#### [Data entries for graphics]
------------------------------------------------------------
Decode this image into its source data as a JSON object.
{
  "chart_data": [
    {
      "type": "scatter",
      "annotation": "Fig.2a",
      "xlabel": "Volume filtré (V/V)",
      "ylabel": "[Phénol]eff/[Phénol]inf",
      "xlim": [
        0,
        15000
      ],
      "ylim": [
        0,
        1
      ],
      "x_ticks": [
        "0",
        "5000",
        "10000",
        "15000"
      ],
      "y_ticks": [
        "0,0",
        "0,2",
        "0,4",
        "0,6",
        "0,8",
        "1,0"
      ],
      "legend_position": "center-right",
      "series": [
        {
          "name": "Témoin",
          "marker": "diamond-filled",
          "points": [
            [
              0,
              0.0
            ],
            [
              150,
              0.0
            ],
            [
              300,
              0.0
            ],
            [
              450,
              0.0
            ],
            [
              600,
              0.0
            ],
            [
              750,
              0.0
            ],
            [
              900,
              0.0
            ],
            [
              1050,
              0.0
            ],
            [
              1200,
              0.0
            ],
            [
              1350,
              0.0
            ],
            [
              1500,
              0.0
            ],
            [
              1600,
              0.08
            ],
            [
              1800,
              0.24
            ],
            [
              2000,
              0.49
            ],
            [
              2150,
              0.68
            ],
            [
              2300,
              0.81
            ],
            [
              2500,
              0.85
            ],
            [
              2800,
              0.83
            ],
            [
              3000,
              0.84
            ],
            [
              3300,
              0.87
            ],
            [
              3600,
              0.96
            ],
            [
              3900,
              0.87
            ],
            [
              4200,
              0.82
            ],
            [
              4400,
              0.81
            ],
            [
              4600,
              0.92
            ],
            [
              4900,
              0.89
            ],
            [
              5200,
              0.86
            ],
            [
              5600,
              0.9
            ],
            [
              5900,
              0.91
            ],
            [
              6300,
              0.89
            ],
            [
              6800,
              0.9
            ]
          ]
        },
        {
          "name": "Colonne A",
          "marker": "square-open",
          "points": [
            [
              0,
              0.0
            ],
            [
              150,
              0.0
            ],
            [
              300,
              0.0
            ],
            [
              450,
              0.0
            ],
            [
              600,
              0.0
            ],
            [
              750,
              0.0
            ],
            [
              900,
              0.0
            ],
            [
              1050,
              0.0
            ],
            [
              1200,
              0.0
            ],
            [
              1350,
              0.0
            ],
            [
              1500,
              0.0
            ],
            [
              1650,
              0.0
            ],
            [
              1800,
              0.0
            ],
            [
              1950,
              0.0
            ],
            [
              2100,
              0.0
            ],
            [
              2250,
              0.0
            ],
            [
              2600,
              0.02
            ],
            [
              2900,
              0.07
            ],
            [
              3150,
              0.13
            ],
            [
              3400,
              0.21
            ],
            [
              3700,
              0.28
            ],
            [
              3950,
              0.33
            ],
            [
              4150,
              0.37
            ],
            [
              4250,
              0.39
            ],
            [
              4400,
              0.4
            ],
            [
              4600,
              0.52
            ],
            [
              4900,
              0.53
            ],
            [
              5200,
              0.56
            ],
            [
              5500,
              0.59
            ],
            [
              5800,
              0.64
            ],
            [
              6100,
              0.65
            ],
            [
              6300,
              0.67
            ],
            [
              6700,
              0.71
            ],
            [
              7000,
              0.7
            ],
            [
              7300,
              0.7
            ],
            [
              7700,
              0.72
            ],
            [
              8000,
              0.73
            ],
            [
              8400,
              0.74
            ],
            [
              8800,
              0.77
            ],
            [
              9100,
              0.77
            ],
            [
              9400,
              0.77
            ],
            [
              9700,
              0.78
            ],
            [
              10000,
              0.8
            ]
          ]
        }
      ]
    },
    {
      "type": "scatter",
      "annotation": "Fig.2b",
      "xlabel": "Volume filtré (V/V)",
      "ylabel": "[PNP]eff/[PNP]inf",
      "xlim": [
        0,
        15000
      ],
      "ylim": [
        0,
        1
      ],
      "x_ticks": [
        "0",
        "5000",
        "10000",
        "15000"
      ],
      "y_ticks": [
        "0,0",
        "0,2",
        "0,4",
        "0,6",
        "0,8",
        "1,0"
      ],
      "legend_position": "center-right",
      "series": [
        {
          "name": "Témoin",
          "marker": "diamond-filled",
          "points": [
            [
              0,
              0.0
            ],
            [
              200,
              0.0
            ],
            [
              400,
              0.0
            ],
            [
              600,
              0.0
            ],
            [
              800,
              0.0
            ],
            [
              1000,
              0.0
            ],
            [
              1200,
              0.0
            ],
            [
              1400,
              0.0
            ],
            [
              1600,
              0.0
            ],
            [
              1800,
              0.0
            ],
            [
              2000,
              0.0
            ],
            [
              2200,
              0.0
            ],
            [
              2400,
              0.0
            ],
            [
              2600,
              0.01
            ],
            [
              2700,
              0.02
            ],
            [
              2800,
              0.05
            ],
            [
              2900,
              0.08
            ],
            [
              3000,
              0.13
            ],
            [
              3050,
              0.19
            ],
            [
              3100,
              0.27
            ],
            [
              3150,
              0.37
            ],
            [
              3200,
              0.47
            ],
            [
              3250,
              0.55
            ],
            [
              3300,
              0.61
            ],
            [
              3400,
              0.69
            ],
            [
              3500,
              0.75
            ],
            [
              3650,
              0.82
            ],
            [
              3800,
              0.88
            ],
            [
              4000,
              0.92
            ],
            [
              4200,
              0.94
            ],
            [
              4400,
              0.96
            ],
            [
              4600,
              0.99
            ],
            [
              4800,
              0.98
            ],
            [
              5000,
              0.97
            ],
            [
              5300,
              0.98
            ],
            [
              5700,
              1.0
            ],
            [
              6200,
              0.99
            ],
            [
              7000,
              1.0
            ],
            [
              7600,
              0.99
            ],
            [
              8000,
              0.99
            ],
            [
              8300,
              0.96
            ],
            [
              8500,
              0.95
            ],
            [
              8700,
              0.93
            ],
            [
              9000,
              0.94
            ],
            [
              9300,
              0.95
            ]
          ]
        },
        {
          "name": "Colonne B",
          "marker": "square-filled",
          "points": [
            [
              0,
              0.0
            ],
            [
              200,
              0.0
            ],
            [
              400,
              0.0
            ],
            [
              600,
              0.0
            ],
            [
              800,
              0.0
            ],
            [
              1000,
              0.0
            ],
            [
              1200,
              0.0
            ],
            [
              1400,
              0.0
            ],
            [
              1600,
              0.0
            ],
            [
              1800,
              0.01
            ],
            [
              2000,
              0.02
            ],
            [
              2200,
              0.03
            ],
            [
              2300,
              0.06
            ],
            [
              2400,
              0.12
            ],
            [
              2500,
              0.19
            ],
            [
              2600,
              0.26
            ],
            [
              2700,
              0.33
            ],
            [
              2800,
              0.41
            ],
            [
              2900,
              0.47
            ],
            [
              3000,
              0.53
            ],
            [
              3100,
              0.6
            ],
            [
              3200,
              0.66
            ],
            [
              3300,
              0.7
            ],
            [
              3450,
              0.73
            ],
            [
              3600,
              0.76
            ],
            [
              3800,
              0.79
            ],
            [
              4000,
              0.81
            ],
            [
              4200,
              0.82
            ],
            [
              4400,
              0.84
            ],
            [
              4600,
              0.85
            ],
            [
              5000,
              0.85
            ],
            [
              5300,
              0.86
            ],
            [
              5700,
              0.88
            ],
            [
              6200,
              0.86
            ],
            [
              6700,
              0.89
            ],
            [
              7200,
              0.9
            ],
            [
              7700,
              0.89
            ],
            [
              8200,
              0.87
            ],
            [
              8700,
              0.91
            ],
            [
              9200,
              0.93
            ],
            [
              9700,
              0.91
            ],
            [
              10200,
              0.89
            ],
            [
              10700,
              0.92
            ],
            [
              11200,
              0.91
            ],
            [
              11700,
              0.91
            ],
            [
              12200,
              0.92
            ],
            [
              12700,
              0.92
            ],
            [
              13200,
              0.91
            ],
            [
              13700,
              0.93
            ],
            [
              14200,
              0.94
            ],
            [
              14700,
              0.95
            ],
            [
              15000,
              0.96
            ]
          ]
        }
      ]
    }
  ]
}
------------------------------------------------------------
#### [The request]
Within the listing above, find every line containing the string "marker" and return it.

#### [Full solution]
          "marker": "diamond-filled",
          "marker": "square-open",
          "marker": "diamond-filled",
          "marker": "square-filled",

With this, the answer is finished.